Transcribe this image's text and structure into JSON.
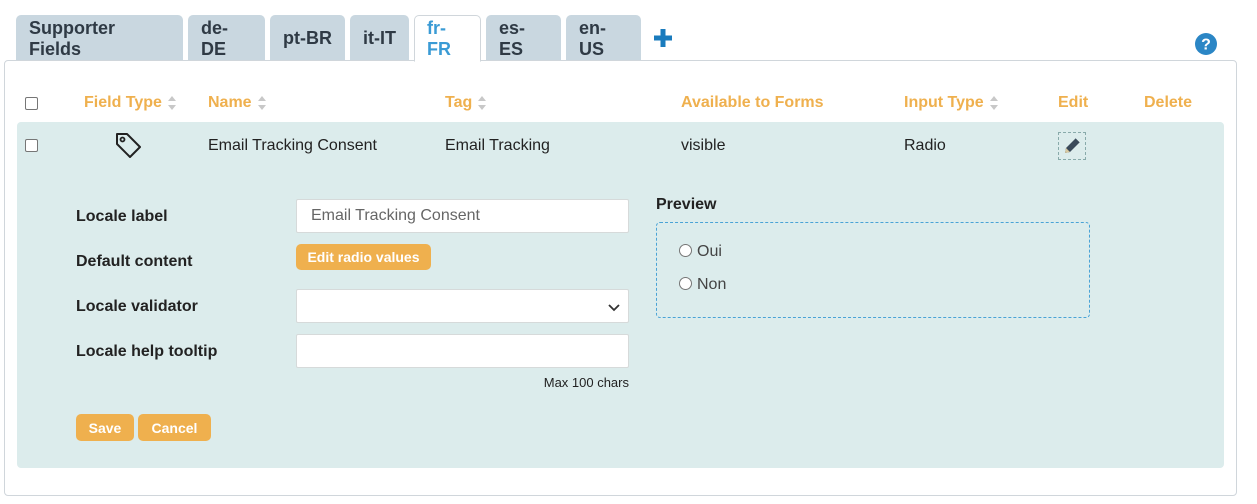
{
  "tabs": [
    {
      "label": "Supporter Fields",
      "active": false
    },
    {
      "label": "de-DE",
      "active": false
    },
    {
      "label": "pt-BR",
      "active": false
    },
    {
      "label": "it-IT",
      "active": false
    },
    {
      "label": "fr-FR",
      "active": true
    },
    {
      "label": "es-ES",
      "active": false
    },
    {
      "label": "en-US",
      "active": false
    }
  ],
  "colors": {
    "accent_orange": "#efb04e",
    "active_tab_blue": "#3a9bd5",
    "tab_bg": "#c9d7e0",
    "row_bg": "#dcecec",
    "help_blue": "#2b86c5"
  },
  "table": {
    "headers": {
      "field_type": "Field Type",
      "name": "Name",
      "tag": "Tag",
      "available_to_forms": "Available to Forms",
      "input_type": "Input Type",
      "edit": "Edit",
      "delete": "Delete"
    },
    "row": {
      "name": "Email Tracking Consent",
      "tag": "Email Tracking",
      "available_to_forms": "visible",
      "input_type": "Radio"
    }
  },
  "form": {
    "locale_label": {
      "label": "Locale label",
      "value": "Email Tracking Consent"
    },
    "default_content": {
      "label": "Default content",
      "button": "Edit radio values"
    },
    "locale_validator": {
      "label": "Locale validator",
      "value": ""
    },
    "locale_help_tooltip": {
      "label": "Locale help tooltip",
      "value": "",
      "hint": "Max 100 chars"
    },
    "save_label": "Save",
    "cancel_label": "Cancel"
  },
  "preview": {
    "title": "Preview",
    "options": [
      "Oui",
      "Non"
    ]
  }
}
========================================
▶ **Your task**: Give every line above again exactly, with no pictures.

▶ **Completed task**:
Transcribe this image's text and structure into JSON.
{
  "tabs": [
    {
      "label": "Supporter Fields",
      "active": false
    },
    {
      "label": "de-DE",
      "active": false
    },
    {
      "label": "pt-BR",
      "active": false
    },
    {
      "label": "it-IT",
      "active": false
    },
    {
      "label": "fr-FR",
      "active": true
    },
    {
      "label": "es-ES",
      "active": false
    },
    {
      "label": "en-US",
      "active": false
    }
  ],
  "colors": {
    "accent_orange": "#efb04e",
    "active_tab_blue": "#3a9bd5",
    "tab_bg": "#c9d7e0",
    "row_bg": "#dcecec",
    "help_blue": "#2b86c5"
  },
  "table": {
    "headers": {
      "field_type": "Field Type",
      "name": "Name",
      "tag": "Tag",
      "available_to_forms": "Available to Forms",
      "input_type": "Input Type",
      "edit": "Edit",
      "delete": "Delete"
    },
    "row": {
      "name": "Email Tracking Consent",
      "tag": "Email Tracking",
      "available_to_forms": "visible",
      "input_type": "Radio"
    }
  },
  "form": {
    "locale_label": {
      "label": "Locale label",
      "value": "Email Tracking Consent"
    },
    "default_content": {
      "label": "Default content",
      "button": "Edit radio values"
    },
    "locale_validator": {
      "label": "Locale validator",
      "value": ""
    },
    "locale_help_tooltip": {
      "label": "Locale help tooltip",
      "value": "",
      "hint": "Max 100 chars"
    },
    "save_label": "Save",
    "cancel_label": "Cancel"
  },
  "preview": {
    "title": "Preview",
    "options": [
      "Oui",
      "Non"
    ]
  }
}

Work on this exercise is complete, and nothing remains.